» **What this task involves**
Pick out and copy every line of the listing below that contains the string "panel", treating uppercase and lowercase as different.

[BEGIN Entries supplied]

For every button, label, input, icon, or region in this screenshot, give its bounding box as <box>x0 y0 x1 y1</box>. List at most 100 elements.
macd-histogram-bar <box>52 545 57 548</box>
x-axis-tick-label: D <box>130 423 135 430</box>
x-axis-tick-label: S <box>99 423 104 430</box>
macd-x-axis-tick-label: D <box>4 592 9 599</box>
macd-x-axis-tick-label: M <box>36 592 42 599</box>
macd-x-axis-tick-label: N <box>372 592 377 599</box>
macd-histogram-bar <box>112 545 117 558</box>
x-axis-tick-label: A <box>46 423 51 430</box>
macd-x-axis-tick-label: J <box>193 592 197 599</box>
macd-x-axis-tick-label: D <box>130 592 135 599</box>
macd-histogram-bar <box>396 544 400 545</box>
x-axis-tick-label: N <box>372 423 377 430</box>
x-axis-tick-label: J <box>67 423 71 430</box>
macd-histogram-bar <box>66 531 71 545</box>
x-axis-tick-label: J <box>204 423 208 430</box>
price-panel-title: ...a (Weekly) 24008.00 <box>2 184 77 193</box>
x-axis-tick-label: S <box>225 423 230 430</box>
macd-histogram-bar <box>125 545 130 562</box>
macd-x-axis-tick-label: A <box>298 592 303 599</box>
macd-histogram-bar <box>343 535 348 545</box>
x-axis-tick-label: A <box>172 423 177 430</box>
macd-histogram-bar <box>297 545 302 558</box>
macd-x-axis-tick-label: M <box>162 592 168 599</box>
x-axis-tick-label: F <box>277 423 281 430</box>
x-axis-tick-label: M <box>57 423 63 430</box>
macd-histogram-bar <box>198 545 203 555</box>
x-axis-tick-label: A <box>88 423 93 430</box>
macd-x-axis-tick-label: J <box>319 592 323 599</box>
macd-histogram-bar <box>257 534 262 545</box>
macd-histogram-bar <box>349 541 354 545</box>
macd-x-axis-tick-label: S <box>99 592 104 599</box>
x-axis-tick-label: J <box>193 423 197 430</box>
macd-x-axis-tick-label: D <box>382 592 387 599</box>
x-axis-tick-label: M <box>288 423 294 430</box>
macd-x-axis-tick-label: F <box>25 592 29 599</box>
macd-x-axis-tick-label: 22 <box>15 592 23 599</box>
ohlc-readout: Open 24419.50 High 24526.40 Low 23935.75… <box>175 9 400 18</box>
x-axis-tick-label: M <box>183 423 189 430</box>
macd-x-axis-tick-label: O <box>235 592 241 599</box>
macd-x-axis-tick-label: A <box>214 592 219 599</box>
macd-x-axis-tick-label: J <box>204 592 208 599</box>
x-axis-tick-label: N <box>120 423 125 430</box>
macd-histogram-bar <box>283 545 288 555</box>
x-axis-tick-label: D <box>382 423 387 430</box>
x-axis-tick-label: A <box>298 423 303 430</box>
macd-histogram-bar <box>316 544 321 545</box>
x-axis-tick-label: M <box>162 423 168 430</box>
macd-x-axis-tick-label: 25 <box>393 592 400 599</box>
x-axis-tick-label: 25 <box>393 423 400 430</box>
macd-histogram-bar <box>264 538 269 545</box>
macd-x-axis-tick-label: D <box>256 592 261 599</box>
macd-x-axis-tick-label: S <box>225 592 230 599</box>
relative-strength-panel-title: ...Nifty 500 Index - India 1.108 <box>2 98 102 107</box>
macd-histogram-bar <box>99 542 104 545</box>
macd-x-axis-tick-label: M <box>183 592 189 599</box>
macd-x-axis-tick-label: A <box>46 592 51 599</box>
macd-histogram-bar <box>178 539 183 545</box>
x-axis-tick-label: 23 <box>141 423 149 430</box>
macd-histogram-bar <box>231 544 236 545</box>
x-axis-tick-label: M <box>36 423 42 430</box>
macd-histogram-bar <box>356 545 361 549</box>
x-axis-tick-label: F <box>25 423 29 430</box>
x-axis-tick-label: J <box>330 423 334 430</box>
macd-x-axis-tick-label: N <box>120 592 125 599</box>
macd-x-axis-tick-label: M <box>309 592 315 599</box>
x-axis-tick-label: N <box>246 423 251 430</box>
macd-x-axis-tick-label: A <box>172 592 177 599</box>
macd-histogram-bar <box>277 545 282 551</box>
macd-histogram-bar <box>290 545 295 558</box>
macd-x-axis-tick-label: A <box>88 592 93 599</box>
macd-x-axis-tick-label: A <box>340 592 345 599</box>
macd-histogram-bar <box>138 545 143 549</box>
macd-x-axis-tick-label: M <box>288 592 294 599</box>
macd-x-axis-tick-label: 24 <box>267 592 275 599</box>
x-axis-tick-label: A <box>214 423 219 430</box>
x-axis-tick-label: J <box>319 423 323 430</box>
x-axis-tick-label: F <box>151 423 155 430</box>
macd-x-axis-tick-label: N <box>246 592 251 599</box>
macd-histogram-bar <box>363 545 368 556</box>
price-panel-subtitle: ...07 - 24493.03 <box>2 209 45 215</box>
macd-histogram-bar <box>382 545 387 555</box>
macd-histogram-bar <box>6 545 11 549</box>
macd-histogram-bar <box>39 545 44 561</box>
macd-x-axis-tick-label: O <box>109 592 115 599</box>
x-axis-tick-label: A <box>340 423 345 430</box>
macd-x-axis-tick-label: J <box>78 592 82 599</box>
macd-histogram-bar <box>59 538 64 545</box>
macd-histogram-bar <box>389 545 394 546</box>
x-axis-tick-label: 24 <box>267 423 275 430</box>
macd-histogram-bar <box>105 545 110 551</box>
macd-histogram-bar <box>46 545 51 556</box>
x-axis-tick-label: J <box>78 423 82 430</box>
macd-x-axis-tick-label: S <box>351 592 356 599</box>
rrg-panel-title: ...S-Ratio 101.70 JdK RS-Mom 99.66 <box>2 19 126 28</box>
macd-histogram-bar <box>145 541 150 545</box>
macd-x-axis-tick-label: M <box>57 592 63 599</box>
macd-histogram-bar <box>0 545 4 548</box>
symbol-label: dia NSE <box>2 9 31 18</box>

[END Entries supplied]

» **Task result**
price-panel-title: ...a (Weekly) 24008.00 <box>2 184 77 193</box>
relative-strength-panel-title: ...Nifty 500 Index - India 1.108 <box>2 98 102 107</box>
price-panel-subtitle: ...07 - 24493.03 <box>2 209 45 215</box>
rrg-panel-title: ...S-Ratio 101.70 JdK RS-Mom 99.66 <box>2 19 126 28</box>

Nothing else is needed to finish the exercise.